### Set exercise
Gather all lines with "right" from the records.

--- START OF Given data ---

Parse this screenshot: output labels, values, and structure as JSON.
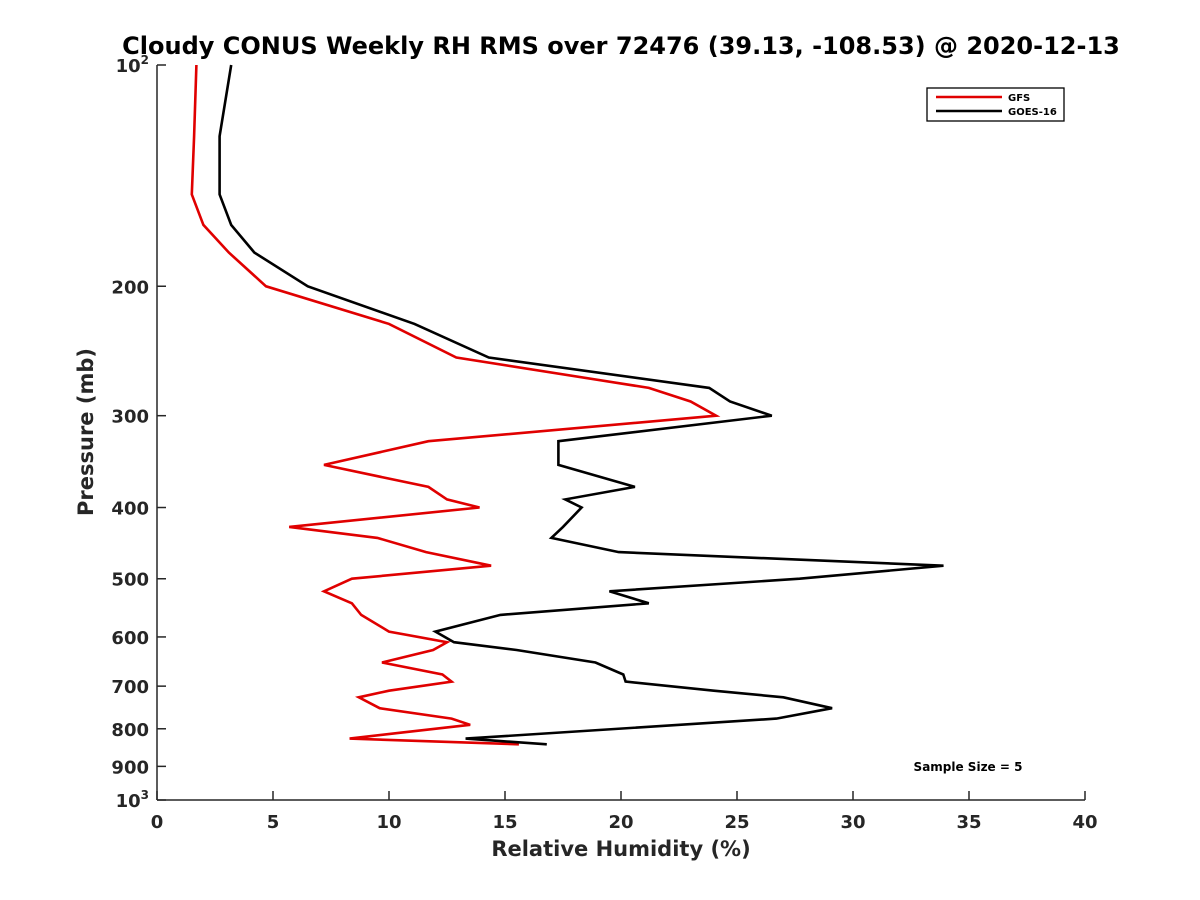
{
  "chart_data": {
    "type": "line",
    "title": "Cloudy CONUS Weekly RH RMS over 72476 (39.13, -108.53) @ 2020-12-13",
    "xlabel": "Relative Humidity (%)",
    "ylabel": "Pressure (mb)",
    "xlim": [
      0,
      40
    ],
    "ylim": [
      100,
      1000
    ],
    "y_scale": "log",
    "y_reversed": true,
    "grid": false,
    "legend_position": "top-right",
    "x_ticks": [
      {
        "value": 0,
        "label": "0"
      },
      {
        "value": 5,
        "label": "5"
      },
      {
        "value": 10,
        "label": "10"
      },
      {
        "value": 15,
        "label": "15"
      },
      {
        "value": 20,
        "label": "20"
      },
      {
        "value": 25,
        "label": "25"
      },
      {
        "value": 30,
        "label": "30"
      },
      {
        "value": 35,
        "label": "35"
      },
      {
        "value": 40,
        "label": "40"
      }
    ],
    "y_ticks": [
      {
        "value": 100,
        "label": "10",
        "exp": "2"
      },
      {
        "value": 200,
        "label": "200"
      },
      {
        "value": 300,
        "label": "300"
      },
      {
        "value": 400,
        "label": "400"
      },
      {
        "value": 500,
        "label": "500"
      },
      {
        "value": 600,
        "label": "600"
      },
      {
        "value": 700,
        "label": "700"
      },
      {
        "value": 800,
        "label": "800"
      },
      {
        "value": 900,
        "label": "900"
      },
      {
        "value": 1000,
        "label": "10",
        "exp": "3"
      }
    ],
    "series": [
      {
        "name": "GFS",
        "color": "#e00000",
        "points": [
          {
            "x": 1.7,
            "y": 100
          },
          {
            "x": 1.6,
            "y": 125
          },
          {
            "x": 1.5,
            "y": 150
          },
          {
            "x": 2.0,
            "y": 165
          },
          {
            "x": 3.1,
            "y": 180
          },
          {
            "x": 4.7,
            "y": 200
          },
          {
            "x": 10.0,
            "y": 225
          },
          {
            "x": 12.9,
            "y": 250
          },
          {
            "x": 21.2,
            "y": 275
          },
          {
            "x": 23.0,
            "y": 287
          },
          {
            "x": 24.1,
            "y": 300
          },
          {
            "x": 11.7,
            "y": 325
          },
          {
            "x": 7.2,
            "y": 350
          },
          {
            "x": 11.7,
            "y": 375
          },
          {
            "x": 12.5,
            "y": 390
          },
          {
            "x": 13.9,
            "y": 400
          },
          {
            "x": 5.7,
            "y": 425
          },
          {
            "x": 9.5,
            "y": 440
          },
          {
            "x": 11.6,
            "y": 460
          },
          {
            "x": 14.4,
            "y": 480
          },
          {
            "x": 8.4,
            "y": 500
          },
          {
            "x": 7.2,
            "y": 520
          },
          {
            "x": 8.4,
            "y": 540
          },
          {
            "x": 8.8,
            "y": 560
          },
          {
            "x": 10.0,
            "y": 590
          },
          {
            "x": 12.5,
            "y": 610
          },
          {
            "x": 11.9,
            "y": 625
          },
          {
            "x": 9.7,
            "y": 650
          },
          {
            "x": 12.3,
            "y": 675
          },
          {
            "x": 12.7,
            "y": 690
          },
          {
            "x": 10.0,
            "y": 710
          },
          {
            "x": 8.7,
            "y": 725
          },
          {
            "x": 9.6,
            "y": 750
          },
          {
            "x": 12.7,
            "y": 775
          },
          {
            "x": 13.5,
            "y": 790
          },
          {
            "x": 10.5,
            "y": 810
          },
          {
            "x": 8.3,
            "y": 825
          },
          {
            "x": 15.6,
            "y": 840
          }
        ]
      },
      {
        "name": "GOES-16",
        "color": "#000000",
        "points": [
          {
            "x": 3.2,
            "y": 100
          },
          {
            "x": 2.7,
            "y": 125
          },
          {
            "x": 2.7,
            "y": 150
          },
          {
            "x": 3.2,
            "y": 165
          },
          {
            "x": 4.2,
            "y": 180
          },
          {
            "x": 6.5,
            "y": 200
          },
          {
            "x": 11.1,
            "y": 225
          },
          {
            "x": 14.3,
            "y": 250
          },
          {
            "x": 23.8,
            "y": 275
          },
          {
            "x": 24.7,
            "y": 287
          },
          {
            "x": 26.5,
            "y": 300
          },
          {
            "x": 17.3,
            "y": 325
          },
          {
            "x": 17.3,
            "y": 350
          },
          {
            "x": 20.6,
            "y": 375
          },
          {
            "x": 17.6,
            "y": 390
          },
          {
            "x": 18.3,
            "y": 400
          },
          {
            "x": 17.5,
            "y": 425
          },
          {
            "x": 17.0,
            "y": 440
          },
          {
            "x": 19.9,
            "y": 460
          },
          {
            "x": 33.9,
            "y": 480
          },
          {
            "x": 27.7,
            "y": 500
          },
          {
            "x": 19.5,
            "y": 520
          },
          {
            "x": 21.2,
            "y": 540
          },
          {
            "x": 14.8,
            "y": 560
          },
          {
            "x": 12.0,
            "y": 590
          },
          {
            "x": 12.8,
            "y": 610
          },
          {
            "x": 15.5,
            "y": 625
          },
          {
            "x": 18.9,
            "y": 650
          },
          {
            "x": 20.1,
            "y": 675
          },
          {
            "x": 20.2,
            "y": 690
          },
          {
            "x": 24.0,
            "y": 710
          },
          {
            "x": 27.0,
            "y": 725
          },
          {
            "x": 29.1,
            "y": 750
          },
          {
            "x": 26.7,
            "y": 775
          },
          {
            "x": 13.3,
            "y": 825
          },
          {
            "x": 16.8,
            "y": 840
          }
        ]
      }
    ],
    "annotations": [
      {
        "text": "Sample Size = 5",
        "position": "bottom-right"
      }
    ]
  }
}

--- END OF Given data ---

### Written solution
    "legend_position": "top-right",
        "position": "bottom-right"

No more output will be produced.